Pick out each line in these entries that contains the string "ylabel".

··· DATASET RECORDS

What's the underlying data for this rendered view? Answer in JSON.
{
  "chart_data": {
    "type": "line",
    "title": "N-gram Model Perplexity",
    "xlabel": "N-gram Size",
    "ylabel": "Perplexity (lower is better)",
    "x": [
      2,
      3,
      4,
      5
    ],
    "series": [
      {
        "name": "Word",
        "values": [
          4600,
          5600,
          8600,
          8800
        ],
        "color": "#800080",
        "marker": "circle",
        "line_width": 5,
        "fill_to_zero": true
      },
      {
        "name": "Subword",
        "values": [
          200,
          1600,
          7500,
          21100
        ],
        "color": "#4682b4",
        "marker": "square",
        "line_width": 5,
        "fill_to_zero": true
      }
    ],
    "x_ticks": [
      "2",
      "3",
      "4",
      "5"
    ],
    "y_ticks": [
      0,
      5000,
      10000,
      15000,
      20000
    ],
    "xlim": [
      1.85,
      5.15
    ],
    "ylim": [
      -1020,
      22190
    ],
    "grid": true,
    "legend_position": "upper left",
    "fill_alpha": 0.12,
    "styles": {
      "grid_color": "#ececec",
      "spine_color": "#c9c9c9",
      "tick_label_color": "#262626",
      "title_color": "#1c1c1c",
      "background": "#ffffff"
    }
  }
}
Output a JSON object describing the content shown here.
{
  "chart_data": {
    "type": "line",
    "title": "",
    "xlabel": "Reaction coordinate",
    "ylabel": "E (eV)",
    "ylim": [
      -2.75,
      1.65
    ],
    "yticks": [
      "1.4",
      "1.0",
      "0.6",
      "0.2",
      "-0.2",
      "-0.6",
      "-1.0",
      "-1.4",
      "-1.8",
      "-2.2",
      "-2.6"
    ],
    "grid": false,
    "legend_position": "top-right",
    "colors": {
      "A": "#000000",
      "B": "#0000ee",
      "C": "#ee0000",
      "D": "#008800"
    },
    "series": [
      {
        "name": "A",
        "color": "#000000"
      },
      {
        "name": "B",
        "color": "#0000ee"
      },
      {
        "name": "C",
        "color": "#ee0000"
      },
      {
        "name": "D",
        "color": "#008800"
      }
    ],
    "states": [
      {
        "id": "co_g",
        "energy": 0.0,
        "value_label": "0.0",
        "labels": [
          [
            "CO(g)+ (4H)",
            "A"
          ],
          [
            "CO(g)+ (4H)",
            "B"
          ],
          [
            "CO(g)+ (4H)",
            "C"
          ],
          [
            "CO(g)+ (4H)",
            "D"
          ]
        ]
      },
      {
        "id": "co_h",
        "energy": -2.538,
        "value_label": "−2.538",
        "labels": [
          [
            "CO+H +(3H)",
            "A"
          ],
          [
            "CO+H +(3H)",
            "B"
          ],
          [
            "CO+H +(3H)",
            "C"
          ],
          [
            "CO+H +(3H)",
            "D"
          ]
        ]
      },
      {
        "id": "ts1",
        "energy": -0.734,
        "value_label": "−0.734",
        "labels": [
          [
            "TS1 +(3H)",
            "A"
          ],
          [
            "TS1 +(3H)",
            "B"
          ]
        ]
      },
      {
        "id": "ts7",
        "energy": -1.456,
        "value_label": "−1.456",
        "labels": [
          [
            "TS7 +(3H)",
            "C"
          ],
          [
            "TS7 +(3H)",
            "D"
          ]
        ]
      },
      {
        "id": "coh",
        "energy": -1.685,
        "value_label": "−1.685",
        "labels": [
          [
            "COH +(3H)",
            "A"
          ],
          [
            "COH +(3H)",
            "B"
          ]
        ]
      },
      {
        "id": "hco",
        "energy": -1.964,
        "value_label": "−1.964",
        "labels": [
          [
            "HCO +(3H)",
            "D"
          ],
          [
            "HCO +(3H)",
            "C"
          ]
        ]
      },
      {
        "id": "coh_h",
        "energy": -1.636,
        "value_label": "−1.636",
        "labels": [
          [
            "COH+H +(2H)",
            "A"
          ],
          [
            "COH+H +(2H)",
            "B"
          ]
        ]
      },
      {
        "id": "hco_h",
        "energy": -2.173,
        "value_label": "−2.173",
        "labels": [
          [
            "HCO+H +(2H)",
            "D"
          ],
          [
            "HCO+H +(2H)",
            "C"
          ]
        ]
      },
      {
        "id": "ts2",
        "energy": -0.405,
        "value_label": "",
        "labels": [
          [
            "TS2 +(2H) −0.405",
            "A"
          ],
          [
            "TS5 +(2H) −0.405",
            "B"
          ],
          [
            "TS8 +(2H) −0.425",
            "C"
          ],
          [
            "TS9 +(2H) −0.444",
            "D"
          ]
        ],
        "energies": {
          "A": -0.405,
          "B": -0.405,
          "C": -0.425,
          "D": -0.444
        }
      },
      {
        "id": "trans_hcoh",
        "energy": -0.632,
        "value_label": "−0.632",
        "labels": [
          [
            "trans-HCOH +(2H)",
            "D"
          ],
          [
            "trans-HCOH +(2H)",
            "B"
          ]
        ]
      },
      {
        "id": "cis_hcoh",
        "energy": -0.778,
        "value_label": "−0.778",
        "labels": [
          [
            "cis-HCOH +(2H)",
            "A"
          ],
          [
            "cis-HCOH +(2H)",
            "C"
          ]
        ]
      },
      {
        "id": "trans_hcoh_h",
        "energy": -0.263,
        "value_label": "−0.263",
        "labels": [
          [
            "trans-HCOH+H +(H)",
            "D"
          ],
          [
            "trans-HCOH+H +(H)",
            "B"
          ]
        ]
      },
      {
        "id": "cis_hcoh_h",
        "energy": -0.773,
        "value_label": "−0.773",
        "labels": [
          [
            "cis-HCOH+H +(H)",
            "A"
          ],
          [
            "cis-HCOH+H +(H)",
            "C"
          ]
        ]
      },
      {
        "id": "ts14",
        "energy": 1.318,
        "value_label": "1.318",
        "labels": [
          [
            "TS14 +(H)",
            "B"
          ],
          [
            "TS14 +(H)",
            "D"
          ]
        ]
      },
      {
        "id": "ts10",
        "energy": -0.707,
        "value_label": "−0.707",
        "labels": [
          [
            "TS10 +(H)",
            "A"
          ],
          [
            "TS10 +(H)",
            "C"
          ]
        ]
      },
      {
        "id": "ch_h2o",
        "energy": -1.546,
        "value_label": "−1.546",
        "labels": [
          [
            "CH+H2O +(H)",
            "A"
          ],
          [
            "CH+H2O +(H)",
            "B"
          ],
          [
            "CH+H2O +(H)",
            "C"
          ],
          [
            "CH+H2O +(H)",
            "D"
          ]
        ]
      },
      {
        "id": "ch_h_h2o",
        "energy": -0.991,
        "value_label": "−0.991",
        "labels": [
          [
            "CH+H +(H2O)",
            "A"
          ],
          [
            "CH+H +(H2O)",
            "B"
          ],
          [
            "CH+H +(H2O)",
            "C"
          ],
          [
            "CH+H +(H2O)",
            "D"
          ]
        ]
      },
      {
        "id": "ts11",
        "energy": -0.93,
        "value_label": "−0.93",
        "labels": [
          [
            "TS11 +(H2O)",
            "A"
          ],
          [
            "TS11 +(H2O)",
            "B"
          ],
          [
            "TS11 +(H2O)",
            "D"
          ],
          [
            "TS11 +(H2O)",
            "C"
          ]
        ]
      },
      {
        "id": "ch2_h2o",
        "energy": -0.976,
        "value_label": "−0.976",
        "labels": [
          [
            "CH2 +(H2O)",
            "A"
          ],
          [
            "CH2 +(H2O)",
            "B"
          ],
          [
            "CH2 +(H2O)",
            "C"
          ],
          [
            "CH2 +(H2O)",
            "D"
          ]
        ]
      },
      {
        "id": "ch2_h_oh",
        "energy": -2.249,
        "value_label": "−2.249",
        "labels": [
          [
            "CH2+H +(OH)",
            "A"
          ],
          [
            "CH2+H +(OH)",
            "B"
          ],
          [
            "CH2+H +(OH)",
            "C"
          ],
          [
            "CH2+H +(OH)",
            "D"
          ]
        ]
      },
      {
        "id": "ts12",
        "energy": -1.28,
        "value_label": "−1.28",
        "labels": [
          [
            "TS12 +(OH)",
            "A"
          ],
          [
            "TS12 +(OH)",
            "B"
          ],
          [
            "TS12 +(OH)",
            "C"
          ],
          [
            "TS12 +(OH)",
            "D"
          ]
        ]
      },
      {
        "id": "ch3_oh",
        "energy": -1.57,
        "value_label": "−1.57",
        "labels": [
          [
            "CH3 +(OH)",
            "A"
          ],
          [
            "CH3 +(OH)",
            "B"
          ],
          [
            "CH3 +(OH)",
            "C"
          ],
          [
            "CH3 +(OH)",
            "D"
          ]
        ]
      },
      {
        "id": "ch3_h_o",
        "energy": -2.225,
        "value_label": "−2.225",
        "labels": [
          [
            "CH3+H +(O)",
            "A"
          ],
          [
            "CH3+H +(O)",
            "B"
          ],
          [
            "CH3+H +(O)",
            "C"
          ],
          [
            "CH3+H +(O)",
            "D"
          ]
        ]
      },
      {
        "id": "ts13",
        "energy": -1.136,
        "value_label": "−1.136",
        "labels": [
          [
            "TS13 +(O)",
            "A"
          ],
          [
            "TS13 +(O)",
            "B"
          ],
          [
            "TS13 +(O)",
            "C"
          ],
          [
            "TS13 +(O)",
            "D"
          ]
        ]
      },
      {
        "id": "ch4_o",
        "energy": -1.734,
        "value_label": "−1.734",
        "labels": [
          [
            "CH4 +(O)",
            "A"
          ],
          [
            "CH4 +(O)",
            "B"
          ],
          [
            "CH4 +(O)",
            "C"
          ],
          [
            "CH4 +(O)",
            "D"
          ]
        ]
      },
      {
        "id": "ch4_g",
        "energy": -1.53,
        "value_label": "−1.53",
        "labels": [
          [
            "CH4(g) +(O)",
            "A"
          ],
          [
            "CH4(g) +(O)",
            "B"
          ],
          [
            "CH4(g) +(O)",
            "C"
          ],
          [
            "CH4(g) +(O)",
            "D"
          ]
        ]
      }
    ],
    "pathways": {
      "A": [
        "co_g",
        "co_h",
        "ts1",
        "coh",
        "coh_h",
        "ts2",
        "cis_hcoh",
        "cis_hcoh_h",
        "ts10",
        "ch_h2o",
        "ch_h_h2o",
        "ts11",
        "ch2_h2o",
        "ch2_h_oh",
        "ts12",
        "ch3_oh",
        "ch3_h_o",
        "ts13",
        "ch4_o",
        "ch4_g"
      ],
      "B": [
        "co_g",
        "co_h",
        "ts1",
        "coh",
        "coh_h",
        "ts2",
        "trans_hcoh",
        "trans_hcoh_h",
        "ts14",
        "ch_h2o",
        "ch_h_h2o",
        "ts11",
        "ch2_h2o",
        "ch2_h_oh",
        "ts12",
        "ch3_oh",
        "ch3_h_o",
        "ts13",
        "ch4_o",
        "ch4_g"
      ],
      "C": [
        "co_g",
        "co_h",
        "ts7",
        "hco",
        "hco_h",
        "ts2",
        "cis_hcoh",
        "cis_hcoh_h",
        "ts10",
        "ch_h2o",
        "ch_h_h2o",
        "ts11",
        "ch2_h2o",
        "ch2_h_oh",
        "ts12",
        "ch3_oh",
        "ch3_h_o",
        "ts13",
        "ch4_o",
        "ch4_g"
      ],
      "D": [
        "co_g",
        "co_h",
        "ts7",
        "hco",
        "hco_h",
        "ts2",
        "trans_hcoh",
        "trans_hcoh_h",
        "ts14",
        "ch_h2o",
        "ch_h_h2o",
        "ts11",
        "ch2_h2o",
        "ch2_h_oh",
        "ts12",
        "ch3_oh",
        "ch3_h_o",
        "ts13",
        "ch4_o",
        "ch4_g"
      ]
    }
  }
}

······

* _ANSWER TO THIS TASK_:
    "ylabel": "Perplexity (lower is better)",
    "ylabel": "E (eV)",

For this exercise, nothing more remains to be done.